◆ GIVEN PROBLEM ◆
Go through the records below line by line. Count the lines with "Физическое" and give the count alone.

◆ MATERIAL PROVIDED ◆

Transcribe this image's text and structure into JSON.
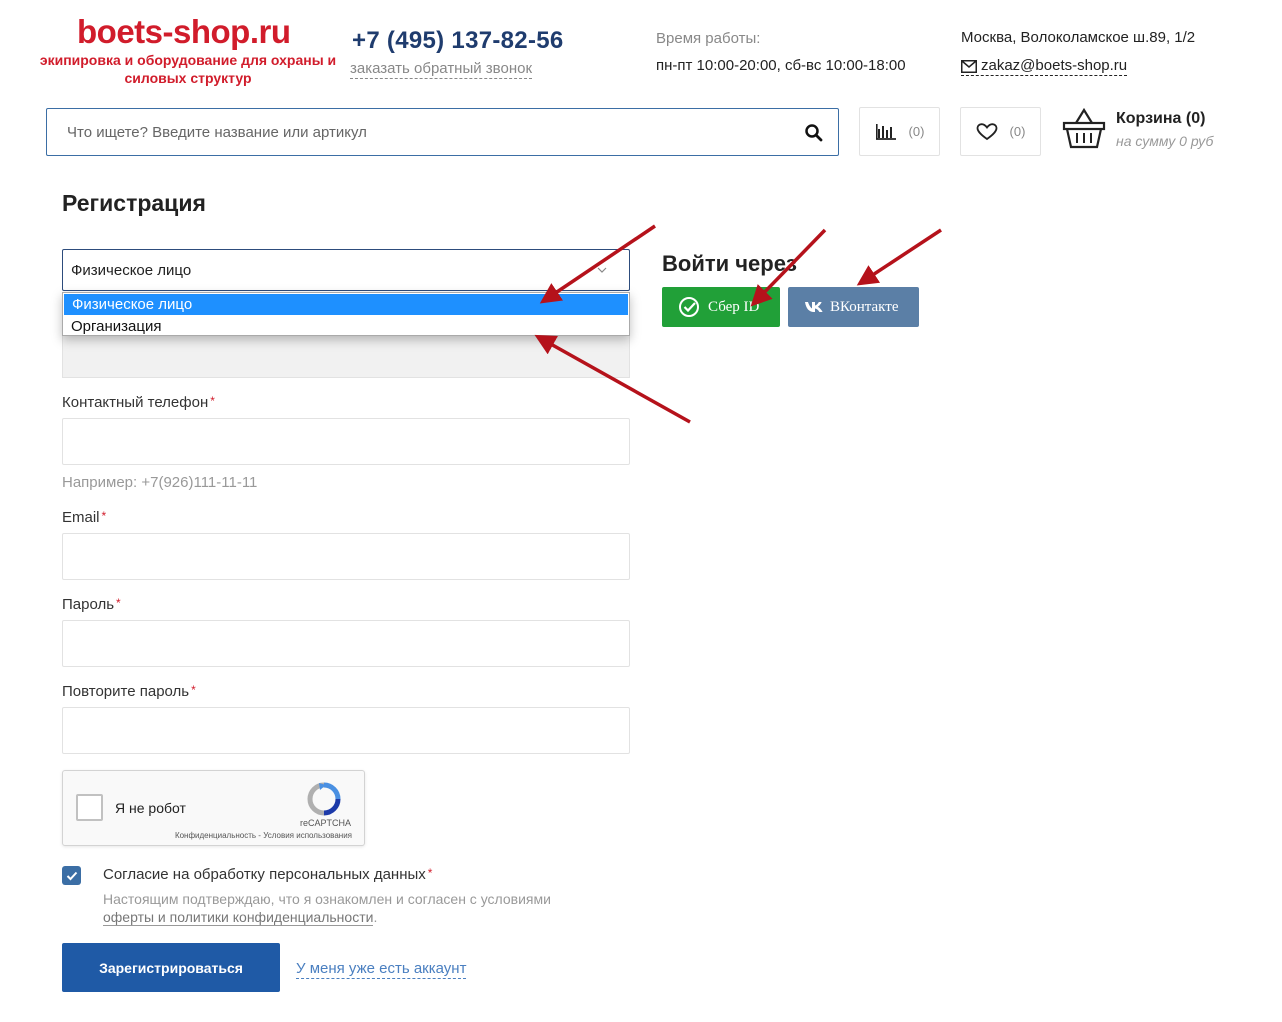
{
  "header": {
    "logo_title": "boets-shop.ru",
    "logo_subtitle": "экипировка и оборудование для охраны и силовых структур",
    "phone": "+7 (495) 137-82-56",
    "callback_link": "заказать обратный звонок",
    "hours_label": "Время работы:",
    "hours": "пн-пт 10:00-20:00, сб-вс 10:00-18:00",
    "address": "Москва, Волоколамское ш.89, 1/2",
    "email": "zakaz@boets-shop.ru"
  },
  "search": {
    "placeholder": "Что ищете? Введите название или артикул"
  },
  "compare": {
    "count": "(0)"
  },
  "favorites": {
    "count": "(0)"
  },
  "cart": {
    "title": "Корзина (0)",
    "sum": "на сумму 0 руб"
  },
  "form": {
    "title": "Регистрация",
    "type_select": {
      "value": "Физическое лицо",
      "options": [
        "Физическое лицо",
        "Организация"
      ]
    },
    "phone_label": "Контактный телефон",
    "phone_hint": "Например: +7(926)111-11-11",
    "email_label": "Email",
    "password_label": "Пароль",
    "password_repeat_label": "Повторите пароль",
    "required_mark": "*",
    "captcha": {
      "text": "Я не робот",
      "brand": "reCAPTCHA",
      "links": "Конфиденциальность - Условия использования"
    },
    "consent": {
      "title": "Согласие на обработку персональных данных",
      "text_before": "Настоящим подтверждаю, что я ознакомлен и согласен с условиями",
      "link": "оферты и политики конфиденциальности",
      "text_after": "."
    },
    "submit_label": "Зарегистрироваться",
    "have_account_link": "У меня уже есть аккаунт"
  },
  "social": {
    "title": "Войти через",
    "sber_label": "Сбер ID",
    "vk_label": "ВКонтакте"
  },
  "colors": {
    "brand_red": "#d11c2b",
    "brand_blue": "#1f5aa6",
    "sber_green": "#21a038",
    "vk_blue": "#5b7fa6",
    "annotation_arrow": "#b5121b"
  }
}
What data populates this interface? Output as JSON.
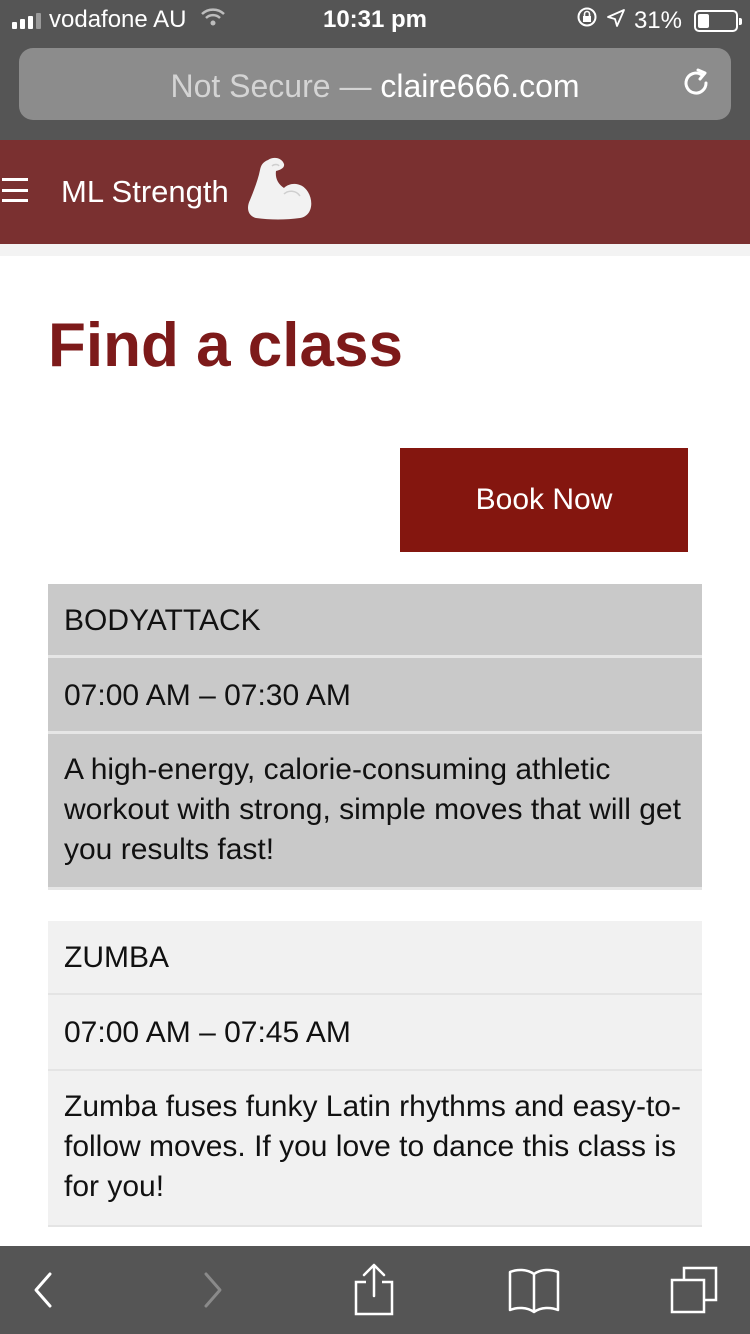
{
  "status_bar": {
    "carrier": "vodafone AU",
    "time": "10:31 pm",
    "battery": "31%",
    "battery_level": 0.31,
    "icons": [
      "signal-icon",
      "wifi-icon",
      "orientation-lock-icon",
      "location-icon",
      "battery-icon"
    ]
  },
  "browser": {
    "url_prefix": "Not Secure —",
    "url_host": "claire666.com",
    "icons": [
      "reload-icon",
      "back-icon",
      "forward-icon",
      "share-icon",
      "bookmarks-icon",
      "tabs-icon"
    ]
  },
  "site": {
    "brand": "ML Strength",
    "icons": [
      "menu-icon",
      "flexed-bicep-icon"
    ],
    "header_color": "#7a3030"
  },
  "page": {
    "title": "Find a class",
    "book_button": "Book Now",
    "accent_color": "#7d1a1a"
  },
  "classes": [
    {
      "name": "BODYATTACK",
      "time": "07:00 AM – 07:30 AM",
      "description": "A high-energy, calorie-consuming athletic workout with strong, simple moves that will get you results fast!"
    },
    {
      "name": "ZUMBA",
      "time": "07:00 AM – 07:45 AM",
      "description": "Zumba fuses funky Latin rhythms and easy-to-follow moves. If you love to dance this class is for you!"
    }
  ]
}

...

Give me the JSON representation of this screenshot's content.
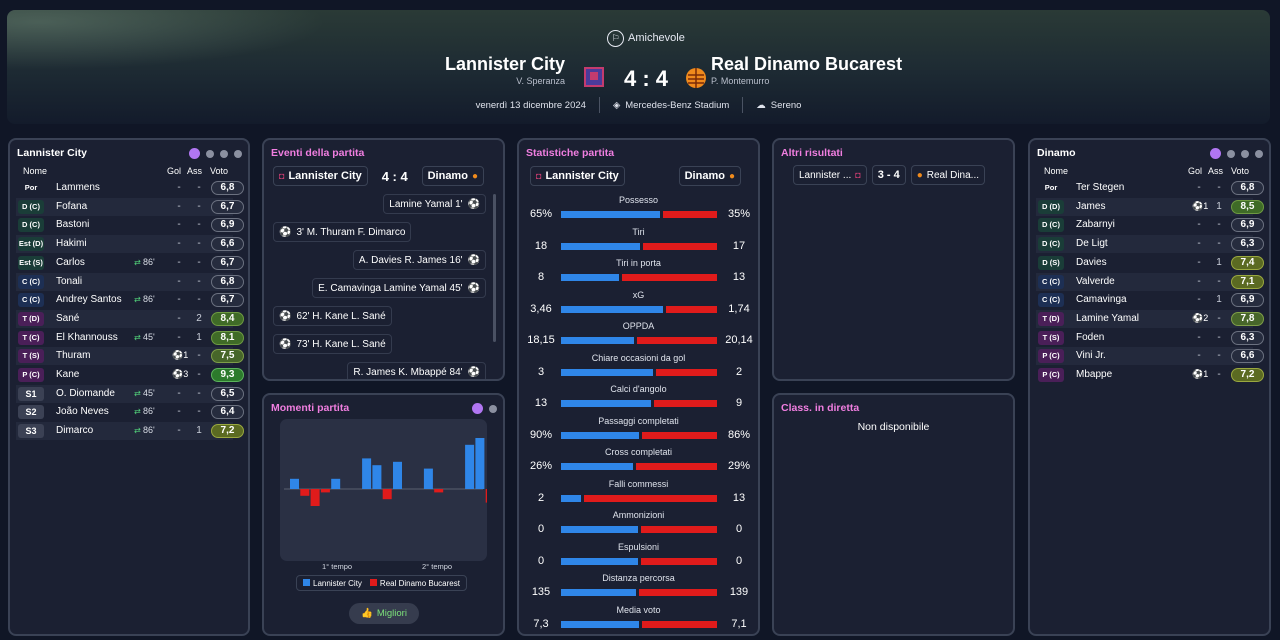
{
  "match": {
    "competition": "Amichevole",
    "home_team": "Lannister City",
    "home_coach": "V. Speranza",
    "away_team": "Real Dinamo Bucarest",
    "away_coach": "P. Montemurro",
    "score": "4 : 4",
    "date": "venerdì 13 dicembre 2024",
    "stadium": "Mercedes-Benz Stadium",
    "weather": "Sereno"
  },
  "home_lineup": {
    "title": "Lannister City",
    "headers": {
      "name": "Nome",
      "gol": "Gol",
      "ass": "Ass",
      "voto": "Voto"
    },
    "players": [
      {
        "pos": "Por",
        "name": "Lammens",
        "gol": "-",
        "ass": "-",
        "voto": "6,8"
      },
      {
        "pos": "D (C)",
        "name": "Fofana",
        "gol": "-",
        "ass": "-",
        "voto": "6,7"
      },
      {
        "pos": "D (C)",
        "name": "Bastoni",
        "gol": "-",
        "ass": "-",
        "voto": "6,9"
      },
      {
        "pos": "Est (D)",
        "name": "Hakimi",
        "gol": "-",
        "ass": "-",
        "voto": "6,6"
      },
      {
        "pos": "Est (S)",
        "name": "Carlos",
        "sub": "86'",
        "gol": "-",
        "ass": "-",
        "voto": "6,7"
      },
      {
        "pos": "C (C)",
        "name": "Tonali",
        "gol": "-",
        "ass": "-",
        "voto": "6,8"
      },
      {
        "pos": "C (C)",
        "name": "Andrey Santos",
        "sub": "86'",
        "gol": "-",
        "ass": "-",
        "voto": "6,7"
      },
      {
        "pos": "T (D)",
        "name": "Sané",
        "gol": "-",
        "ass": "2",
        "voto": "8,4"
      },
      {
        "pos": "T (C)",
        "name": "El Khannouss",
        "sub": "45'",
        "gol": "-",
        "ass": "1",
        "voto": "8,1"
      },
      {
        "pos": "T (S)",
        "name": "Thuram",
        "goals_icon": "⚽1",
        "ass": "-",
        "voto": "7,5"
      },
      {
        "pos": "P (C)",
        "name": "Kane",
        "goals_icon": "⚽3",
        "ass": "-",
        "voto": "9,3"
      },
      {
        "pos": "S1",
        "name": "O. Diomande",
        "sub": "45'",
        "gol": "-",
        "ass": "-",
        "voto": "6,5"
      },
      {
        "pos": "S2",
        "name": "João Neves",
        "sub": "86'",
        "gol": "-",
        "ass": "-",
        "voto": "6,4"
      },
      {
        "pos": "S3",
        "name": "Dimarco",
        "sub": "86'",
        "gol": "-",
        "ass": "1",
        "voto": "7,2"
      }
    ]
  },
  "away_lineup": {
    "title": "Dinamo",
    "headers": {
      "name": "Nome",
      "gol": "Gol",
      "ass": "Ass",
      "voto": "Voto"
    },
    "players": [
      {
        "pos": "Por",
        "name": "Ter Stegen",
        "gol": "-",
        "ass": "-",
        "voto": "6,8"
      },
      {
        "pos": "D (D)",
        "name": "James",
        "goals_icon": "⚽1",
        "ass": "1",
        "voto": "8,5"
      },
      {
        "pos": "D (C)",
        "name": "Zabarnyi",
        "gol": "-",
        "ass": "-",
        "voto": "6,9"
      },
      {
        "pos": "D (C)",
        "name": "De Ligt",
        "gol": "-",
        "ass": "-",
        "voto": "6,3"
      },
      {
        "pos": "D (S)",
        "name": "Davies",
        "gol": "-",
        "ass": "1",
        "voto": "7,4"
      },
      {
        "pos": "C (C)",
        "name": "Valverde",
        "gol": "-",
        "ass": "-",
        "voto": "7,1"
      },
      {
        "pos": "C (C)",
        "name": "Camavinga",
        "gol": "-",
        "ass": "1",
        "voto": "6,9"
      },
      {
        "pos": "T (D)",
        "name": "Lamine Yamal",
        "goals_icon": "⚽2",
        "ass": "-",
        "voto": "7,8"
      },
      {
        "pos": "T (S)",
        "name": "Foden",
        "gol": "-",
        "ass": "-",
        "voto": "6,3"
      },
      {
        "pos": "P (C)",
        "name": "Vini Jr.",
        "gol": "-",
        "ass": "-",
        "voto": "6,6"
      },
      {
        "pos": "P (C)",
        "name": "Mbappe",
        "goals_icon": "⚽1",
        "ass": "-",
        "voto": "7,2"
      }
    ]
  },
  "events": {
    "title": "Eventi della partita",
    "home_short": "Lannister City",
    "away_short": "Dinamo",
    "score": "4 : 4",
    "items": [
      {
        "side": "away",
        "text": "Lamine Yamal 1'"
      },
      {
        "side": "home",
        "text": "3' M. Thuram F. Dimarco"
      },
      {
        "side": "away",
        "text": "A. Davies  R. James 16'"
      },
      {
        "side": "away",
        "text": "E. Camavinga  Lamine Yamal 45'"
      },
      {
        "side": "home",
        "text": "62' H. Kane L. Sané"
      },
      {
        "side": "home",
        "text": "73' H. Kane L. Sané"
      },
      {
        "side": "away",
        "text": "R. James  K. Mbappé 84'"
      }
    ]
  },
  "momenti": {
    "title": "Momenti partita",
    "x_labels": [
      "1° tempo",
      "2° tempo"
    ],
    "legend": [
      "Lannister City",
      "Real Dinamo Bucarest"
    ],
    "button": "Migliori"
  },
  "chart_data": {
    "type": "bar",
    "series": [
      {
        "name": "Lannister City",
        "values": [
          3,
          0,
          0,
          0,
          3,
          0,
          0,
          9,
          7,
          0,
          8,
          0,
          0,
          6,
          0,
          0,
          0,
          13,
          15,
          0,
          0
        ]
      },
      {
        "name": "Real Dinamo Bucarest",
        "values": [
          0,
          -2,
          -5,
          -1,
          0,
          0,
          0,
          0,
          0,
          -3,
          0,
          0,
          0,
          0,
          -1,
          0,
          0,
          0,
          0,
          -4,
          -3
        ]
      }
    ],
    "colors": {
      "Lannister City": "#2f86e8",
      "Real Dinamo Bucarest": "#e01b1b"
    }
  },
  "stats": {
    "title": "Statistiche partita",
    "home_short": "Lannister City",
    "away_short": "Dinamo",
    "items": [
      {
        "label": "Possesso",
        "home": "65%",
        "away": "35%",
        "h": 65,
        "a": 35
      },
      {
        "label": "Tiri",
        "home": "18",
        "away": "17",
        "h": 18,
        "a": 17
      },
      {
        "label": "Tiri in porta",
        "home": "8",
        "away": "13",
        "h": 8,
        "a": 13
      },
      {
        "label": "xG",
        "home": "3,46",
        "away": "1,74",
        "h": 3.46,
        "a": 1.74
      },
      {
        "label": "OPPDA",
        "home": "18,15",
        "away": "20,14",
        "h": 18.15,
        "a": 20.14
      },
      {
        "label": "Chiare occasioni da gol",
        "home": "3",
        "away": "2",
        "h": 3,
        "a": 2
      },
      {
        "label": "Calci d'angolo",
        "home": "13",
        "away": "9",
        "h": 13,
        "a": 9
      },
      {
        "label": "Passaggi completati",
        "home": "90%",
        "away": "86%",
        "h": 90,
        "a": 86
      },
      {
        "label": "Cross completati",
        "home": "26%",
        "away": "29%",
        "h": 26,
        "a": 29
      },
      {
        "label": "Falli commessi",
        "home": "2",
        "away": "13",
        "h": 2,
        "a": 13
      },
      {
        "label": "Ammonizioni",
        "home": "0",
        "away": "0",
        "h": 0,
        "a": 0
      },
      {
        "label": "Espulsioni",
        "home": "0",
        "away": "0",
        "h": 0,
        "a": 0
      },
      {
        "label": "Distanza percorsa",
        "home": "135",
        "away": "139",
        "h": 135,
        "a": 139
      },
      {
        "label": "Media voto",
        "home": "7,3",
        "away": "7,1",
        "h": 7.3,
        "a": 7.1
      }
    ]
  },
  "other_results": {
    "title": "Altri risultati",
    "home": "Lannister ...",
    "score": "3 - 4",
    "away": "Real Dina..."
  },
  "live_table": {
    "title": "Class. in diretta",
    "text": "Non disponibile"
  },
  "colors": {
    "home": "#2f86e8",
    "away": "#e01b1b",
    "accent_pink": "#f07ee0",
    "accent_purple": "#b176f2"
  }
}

◆ RESPONSE ◆
2